→ **EXERCISE INSTRUCTIONS**:
Please transcribe the records precisely; pictures stay out of your copy.

>> Begin AVAILABLE RECORDS

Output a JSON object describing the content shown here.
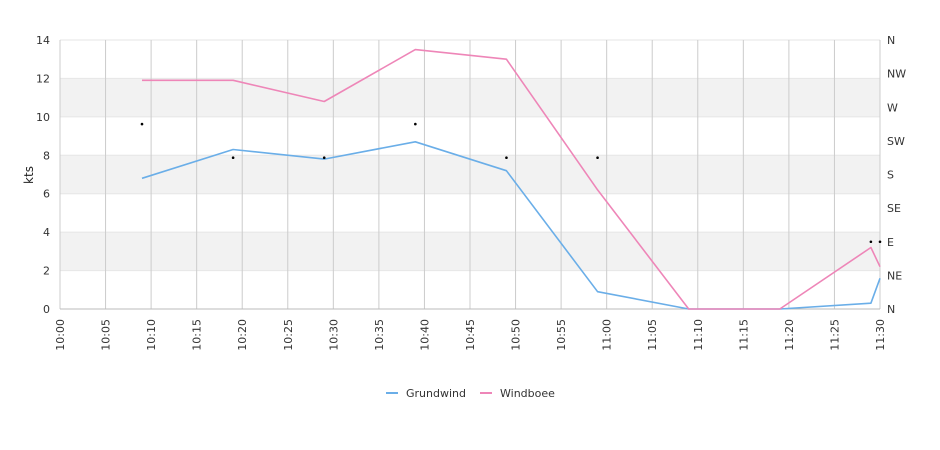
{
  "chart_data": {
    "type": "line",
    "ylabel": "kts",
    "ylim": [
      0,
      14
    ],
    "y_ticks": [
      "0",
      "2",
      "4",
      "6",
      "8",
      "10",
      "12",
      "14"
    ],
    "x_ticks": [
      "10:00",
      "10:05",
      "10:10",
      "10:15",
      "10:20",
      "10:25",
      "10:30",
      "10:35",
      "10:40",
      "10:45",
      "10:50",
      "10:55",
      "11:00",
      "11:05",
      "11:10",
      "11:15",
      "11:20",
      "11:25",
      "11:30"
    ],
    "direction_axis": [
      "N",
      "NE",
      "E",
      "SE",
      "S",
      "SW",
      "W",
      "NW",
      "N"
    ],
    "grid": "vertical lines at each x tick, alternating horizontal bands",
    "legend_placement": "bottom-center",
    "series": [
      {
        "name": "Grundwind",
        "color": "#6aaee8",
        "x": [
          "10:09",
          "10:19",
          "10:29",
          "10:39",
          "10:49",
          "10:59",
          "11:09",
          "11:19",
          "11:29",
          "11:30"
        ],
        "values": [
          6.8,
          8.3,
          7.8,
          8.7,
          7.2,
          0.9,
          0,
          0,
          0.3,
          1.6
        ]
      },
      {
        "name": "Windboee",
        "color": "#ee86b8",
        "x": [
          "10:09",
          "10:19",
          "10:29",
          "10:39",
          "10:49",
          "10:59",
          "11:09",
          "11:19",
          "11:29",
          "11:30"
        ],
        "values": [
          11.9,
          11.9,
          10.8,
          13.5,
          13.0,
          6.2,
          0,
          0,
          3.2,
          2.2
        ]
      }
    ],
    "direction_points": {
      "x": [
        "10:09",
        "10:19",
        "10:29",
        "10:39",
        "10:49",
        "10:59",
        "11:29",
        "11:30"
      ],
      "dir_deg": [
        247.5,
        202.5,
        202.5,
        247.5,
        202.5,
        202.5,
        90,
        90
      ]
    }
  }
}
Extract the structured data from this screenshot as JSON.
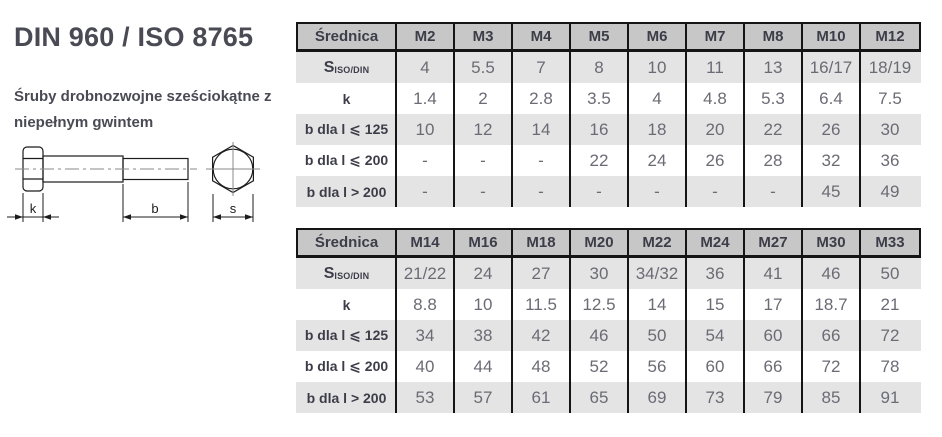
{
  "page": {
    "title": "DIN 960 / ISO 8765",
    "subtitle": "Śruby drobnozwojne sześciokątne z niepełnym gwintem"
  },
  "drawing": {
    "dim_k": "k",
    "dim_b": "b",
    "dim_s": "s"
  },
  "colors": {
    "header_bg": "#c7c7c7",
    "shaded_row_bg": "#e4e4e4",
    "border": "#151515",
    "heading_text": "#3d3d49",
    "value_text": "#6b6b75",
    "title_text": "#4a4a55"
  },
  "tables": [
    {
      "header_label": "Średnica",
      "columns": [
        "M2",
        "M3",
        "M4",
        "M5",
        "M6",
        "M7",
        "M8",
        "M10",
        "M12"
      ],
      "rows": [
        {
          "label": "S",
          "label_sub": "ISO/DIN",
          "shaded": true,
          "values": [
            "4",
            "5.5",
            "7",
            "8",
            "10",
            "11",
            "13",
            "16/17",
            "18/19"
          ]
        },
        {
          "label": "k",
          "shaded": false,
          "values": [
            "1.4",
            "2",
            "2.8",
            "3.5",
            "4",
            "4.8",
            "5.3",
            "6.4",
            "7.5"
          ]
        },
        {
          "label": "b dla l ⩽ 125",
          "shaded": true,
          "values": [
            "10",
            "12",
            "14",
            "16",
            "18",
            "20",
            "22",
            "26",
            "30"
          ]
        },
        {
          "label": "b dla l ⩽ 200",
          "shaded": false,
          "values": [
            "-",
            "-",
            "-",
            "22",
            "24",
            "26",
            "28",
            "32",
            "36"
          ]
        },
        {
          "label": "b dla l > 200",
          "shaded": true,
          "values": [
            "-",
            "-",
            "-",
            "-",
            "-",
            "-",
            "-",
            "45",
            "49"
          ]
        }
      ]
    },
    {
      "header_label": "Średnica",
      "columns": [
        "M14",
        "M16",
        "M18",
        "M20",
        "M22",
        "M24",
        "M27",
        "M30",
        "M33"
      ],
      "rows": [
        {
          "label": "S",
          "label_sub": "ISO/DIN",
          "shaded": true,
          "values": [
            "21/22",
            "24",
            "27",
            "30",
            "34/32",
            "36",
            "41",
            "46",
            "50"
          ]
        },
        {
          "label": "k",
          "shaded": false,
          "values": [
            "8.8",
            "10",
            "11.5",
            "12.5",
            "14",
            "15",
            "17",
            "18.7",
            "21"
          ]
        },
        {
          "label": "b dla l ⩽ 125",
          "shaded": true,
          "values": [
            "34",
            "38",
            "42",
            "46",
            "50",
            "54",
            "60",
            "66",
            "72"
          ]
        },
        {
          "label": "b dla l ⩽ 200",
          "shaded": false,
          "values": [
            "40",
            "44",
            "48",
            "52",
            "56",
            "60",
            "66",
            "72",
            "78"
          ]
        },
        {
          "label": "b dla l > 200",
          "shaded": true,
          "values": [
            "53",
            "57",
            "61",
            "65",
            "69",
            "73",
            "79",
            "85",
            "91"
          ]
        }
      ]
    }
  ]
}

>> End AVAILABLE RECORDS

→ **REPLY TO THE TASK**:
Output a JSON object describing the content shown here.
{
  "chart_data": {
    "type": "line",
    "ylabel": "kts",
    "ylim": [
      0,
      14
    ],
    "y_ticks": [
      "0",
      "2",
      "4",
      "6",
      "8",
      "10",
      "12",
      "14"
    ],
    "x_ticks": [
      "10:00",
      "10:05",
      "10:10",
      "10:15",
      "10:20",
      "10:25",
      "10:30",
      "10:35",
      "10:40",
      "10:45",
      "10:50",
      "10:55",
      "11:00",
      "11:05",
      "11:10",
      "11:15",
      "11:20",
      "11:25",
      "11:30"
    ],
    "direction_axis": [
      "N",
      "NE",
      "E",
      "SE",
      "S",
      "SW",
      "W",
      "NW",
      "N"
    ],
    "grid": "vertical lines at each x tick, alternating horizontal bands",
    "legend_placement": "bottom-center",
    "series": [
      {
        "name": "Grundwind",
        "color": "#6aaee8",
        "x": [
          "10:09",
          "10:19",
          "10:29",
          "10:39",
          "10:49",
          "10:59",
          "11:09",
          "11:19",
          "11:29",
          "11:30"
        ],
        "values": [
          6.8,
          8.3,
          7.8,
          8.7,
          7.2,
          0.9,
          0,
          0,
          0.3,
          1.6
        ]
      },
      {
        "name": "Windboee",
        "color": "#ee86b8",
        "x": [
          "10:09",
          "10:19",
          "10:29",
          "10:39",
          "10:49",
          "10:59",
          "11:09",
          "11:19",
          "11:29",
          "11:30"
        ],
        "values": [
          11.9,
          11.9,
          10.8,
          13.5,
          13.0,
          6.2,
          0,
          0,
          3.2,
          2.2
        ]
      }
    ],
    "direction_points": {
      "x": [
        "10:09",
        "10:19",
        "10:29",
        "10:39",
        "10:49",
        "10:59",
        "11:29",
        "11:30"
      ],
      "dir_deg": [
        247.5,
        202.5,
        202.5,
        247.5,
        202.5,
        202.5,
        90,
        90
      ]
    }
  }
}
Extract the structured data from this screenshot as JSON.
{
  "page": {
    "title": "DIN 960 / ISO 8765",
    "subtitle": "Śruby drobnozwojne sześciokątne z niepełnym gwintem"
  },
  "drawing": {
    "dim_k": "k",
    "dim_b": "b",
    "dim_s": "s"
  },
  "colors": {
    "header_bg": "#c7c7c7",
    "shaded_row_bg": "#e4e4e4",
    "border": "#151515",
    "heading_text": "#3d3d49",
    "value_text": "#6b6b75",
    "title_text": "#4a4a55"
  },
  "tables": [
    {
      "header_label": "Średnica",
      "columns": [
        "M2",
        "M3",
        "M4",
        "M5",
        "M6",
        "M7",
        "M8",
        "M10",
        "M12"
      ],
      "rows": [
        {
          "label": "S",
          "label_sub": "ISO/DIN",
          "shaded": true,
          "values": [
            "4",
            "5.5",
            "7",
            "8",
            "10",
            "11",
            "13",
            "16/17",
            "18/19"
          ]
        },
        {
          "label": "k",
          "shaded": false,
          "values": [
            "1.4",
            "2",
            "2.8",
            "3.5",
            "4",
            "4.8",
            "5.3",
            "6.4",
            "7.5"
          ]
        },
        {
          "label": "b dla l ⩽ 125",
          "shaded": true,
          "values": [
            "10",
            "12",
            "14",
            "16",
            "18",
            "20",
            "22",
            "26",
            "30"
          ]
        },
        {
          "label": "b dla l ⩽ 200",
          "shaded": false,
          "values": [
            "-",
            "-",
            "-",
            "22",
            "24",
            "26",
            "28",
            "32",
            "36"
          ]
        },
        {
          "label": "b dla l > 200",
          "shaded": true,
          "values": [
            "-",
            "-",
            "-",
            "-",
            "-",
            "-",
            "-",
            "45",
            "49"
          ]
        }
      ]
    },
    {
      "header_label": "Średnica",
      "columns": [
        "M14",
        "M16",
        "M18",
        "M20",
        "M22",
        "M24",
        "M27",
        "M30",
        "M33"
      ],
      "rows": [
        {
          "label": "S",
          "label_sub": "ISO/DIN",
          "shaded": true,
          "values": [
            "21/22",
            "24",
            "27",
            "30",
            "34/32",
            "36",
            "41",
            "46",
            "50"
          ]
        },
        {
          "label": "k",
          "shaded": false,
          "values": [
            "8.8",
            "10",
            "11.5",
            "12.5",
            "14",
            "15",
            "17",
            "18.7",
            "21"
          ]
        },
        {
          "label": "b dla l ⩽ 125",
          "shaded": true,
          "values": [
            "34",
            "38",
            "42",
            "46",
            "50",
            "54",
            "60",
            "66",
            "72"
          ]
        },
        {
          "label": "b dla l ⩽ 200",
          "shaded": false,
          "values": [
            "40",
            "44",
            "48",
            "52",
            "56",
            "60",
            "66",
            "72",
            "78"
          ]
        },
        {
          "label": "b dla l > 200",
          "shaded": true,
          "values": [
            "53",
            "57",
            "61",
            "65",
            "69",
            "73",
            "79",
            "85",
            "91"
          ]
        }
      ]
    }
  ]
}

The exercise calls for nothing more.